## Aim of the exercise
Show only lines that include "false".

* * * * *

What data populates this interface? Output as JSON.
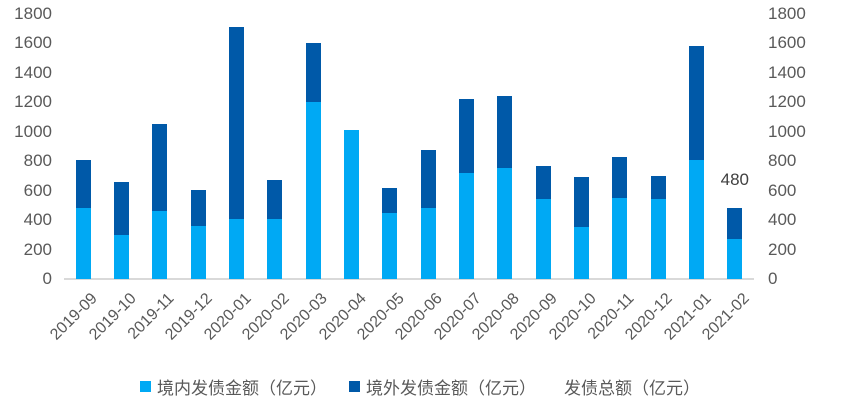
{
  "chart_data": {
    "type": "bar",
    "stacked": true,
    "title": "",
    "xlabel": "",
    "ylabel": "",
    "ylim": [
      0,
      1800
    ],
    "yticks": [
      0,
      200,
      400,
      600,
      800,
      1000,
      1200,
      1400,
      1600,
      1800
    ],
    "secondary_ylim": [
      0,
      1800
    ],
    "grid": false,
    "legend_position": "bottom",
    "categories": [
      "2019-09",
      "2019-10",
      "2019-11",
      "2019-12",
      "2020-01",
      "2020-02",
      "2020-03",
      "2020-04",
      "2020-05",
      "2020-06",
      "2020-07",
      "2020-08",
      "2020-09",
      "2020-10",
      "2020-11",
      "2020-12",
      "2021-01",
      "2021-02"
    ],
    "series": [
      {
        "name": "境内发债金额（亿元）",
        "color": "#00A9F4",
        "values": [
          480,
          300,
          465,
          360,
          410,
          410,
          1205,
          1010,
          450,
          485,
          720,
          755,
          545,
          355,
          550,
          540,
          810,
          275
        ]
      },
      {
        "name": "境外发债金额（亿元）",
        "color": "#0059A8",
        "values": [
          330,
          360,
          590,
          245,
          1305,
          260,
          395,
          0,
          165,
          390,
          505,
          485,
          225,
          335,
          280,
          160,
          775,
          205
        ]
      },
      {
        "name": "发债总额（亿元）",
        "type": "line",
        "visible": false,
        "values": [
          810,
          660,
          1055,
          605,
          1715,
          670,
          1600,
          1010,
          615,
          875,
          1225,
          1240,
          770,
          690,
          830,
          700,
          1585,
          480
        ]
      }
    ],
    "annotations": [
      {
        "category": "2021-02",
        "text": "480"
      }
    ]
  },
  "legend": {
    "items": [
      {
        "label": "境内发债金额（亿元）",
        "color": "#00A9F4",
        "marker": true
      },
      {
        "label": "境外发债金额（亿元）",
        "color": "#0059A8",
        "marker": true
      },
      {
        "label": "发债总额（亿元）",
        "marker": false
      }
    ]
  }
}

* * * * *

## Exercise response
    "grid": false,
        "visible": false,
        "marker": false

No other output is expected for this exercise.